Task to carry out –
Print all of the entries below word for word, keeping every line unchanged.

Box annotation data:
□ □ □ □ □ □ □
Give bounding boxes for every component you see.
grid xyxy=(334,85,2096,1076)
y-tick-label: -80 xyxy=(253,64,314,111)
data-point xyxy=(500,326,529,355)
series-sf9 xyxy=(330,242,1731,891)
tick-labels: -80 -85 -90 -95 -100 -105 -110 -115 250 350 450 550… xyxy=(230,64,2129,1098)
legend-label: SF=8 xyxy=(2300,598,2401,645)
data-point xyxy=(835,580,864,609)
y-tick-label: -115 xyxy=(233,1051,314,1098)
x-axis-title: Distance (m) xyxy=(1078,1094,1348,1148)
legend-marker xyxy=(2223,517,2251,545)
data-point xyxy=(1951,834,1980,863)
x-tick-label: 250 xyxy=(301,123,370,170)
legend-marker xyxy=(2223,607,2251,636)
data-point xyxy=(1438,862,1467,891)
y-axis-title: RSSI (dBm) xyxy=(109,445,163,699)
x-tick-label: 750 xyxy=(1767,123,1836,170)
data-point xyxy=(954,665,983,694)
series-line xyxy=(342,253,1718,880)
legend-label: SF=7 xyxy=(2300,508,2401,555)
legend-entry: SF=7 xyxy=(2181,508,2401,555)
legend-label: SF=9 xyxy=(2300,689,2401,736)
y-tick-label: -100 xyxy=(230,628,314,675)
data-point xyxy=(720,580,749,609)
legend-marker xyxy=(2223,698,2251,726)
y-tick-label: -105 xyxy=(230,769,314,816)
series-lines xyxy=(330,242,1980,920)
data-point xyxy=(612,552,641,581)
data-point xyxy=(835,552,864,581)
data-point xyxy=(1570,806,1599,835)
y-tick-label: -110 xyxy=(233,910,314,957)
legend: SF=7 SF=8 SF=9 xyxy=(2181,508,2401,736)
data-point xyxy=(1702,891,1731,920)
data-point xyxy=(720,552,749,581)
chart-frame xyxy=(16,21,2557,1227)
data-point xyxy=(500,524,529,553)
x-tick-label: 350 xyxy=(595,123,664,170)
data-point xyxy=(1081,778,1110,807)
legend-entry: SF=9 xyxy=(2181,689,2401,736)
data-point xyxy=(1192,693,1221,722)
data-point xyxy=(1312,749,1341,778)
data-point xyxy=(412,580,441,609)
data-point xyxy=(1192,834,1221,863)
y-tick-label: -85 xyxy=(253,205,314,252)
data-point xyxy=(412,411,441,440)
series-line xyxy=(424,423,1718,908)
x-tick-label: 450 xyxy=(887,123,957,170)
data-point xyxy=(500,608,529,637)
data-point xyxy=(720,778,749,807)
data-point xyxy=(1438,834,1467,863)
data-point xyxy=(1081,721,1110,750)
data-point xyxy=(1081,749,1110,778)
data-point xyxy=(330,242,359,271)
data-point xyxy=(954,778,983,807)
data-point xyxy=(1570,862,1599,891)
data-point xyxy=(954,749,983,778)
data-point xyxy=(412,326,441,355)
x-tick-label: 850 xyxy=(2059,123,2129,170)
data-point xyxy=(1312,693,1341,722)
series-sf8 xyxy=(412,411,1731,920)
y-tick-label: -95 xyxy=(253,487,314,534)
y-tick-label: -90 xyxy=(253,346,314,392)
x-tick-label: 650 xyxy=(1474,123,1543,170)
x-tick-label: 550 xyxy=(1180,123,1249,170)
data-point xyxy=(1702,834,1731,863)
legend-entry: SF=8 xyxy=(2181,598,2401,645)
□ □ □ □ □ □ □
Finished answer –
Give bounding boxes for every component you see.
grid xyxy=(334,85,2096,1076)
y-tick-label: -80 xyxy=(253,64,314,111)
data-point xyxy=(500,326,529,355)
series-sf9 xyxy=(330,242,1731,891)
tick-labels: -80 -85 -90 -95 -100 -105 -110 -115 250 350 450 550… xyxy=(230,64,2129,1098)
legend-label: SF=8 xyxy=(2300,598,2401,645)
data-point xyxy=(835,580,864,609)
y-tick-label: -115 xyxy=(233,1051,314,1098)
x-axis-title: Distance (m) xyxy=(1078,1094,1348,1148)
legend-marker xyxy=(2223,517,2251,545)
data-point xyxy=(1951,834,1980,863)
x-tick-label: 250 xyxy=(301,123,370,170)
legend-marker xyxy=(2223,607,2251,636)
data-point xyxy=(1438,862,1467,891)
y-axis-title: RSSI (dBm) xyxy=(109,445,163,699)
x-tick-label: 750 xyxy=(1767,123,1836,170)
data-point xyxy=(954,665,983,694)
series-line xyxy=(342,253,1718,880)
legend-label: SF=7 xyxy=(2300,508,2401,555)
legend-entry: SF=7 xyxy=(2181,508,2401,555)
legend-label: SF=9 xyxy=(2300,689,2401,736)
y-tick-label: -100 xyxy=(230,628,314,675)
data-point xyxy=(720,580,749,609)
legend-marker xyxy=(2223,698,2251,726)
y-tick-label: -105 xyxy=(230,769,314,816)
series-lines xyxy=(330,242,1980,920)
data-point xyxy=(612,552,641,581)
data-point xyxy=(835,552,864,581)
data-point xyxy=(1570,806,1599,835)
y-tick-label: -110 xyxy=(233,910,314,957)
legend: SF=7 SF=8 SF=9 xyxy=(2181,508,2401,736)
data-point xyxy=(1702,891,1731,920)
data-point xyxy=(720,552,749,581)
chart-frame xyxy=(16,21,2557,1227)
data-point xyxy=(500,524,529,553)
x-tick-label: 350 xyxy=(595,123,664,170)
data-point xyxy=(1081,778,1110,807)
legend-entry: SF=9 xyxy=(2181,689,2401,736)
data-point xyxy=(1192,693,1221,722)
data-point xyxy=(1312,749,1341,778)
data-point xyxy=(412,580,441,609)
data-point xyxy=(1192,834,1221,863)
y-tick-label: -85 xyxy=(253,205,314,252)
data-point xyxy=(412,411,441,440)
series-line xyxy=(424,423,1718,908)
x-tick-label: 450 xyxy=(887,123,957,170)
data-point xyxy=(500,608,529,637)
data-point xyxy=(720,778,749,807)
data-point xyxy=(1438,834,1467,863)
data-point xyxy=(1081,721,1110,750)
data-point xyxy=(1081,749,1110,778)
data-point xyxy=(330,242,359,271)
data-point xyxy=(954,778,983,807)
data-point xyxy=(1570,862,1599,891)
data-point xyxy=(954,749,983,778)
data-point xyxy=(412,326,441,355)
x-tick-label: 850 xyxy=(2059,123,2129,170)
data-point xyxy=(1312,693,1341,722)
series-sf8 xyxy=(412,411,1731,920)
y-tick-label: -95 xyxy=(253,487,314,534)
y-tick-label: -90 xyxy=(253,346,314,392)
x-tick-label: 650 xyxy=(1474,123,1543,170)
x-tick-label: 550 xyxy=(1180,123,1249,170)
data-point xyxy=(1702,834,1731,863)
legend-entry: SF=8 xyxy=(2181,598,2401,645)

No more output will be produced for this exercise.